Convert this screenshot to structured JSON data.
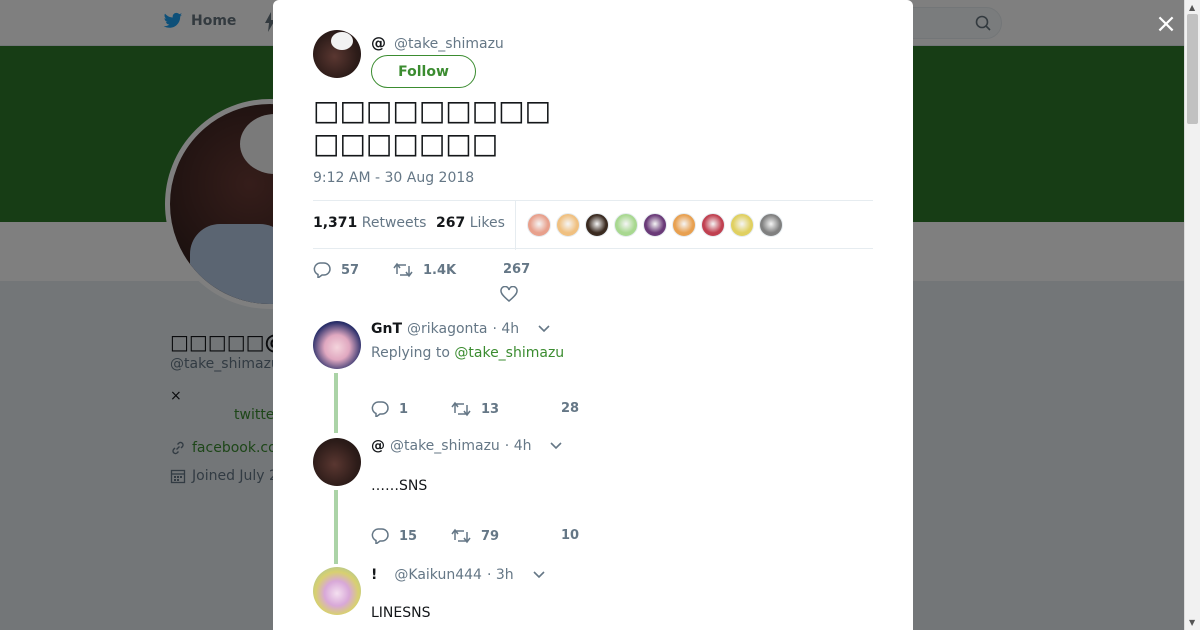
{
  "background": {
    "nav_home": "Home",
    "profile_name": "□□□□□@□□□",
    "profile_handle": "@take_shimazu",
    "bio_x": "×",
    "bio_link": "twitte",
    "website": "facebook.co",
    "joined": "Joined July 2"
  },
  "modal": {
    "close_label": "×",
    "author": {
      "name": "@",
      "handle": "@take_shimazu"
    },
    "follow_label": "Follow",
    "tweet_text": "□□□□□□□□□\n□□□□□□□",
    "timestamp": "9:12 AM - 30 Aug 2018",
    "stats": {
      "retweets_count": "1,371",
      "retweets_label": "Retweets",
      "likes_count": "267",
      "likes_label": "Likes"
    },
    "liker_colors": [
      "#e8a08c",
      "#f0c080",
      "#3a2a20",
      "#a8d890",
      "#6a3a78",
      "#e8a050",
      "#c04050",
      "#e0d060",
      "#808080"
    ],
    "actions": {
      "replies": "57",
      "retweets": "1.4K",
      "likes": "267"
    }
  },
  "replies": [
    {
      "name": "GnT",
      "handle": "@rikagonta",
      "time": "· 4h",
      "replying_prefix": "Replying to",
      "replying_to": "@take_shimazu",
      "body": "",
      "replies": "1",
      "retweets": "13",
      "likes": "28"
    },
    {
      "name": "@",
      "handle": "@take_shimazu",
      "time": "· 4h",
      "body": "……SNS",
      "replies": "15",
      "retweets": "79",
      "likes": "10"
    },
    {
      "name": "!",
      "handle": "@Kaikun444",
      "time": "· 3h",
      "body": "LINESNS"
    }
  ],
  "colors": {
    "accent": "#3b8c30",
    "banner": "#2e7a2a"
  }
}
::::
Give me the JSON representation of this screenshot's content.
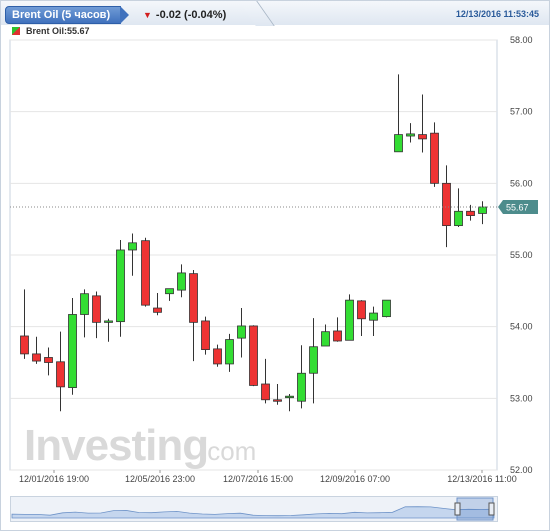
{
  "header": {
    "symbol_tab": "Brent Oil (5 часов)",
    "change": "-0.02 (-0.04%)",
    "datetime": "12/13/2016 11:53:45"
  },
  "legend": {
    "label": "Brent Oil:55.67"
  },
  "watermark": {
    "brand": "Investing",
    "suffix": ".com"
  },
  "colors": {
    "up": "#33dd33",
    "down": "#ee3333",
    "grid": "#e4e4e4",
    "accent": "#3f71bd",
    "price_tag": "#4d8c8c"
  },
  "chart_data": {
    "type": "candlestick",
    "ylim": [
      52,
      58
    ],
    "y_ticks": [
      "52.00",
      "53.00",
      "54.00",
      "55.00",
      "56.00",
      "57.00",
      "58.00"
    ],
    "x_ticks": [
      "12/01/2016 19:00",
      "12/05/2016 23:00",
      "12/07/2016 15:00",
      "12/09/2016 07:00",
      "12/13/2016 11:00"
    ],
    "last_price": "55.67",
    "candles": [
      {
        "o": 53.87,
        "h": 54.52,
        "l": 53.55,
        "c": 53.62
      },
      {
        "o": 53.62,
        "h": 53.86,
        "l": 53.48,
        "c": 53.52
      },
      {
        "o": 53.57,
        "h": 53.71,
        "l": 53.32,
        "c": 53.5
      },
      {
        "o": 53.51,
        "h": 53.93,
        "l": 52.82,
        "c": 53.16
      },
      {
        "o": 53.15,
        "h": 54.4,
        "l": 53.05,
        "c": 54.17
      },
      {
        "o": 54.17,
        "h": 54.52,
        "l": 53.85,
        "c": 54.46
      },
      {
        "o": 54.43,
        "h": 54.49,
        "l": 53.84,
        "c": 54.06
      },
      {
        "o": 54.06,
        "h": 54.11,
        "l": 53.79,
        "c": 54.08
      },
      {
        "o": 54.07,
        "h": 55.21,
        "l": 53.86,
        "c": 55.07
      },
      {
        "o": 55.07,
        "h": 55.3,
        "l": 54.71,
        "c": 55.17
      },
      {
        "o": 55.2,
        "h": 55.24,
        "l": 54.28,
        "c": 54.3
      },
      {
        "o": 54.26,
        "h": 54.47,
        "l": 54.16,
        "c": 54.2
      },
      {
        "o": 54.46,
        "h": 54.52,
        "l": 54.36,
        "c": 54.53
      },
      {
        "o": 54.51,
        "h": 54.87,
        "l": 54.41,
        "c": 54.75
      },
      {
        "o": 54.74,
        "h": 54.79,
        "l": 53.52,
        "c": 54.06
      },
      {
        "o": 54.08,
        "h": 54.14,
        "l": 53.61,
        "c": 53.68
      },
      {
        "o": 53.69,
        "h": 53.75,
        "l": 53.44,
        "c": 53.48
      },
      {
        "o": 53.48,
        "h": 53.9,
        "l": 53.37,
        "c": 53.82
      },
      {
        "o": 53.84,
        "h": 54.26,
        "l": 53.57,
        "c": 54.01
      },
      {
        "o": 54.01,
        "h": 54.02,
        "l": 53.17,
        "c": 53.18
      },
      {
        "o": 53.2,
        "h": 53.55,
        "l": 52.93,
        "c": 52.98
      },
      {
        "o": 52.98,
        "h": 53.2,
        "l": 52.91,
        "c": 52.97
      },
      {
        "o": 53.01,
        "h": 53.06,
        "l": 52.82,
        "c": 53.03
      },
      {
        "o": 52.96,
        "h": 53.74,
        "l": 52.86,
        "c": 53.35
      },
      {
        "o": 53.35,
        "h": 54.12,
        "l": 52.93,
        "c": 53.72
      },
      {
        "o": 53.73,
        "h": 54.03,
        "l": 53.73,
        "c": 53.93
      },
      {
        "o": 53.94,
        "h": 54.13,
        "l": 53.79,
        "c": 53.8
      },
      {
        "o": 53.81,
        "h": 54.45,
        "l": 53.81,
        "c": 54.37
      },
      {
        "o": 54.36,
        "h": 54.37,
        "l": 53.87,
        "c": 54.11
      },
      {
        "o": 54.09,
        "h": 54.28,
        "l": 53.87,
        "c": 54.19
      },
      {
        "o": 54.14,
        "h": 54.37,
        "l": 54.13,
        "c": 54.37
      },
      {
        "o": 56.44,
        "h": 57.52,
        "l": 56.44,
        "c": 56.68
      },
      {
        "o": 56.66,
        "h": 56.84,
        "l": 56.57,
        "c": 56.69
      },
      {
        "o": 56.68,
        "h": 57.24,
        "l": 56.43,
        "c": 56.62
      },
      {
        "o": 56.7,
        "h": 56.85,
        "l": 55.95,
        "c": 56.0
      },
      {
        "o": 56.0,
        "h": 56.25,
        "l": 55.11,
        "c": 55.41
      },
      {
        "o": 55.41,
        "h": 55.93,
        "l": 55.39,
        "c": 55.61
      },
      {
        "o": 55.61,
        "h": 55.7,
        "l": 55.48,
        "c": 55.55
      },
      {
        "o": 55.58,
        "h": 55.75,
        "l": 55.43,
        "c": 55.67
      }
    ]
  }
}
::::
• [Description of the task]
List each line holding the string "this".

• [Final result]
Convert this screenshot to structured JSON data.
Give me the JSON representation of this screenshot's content.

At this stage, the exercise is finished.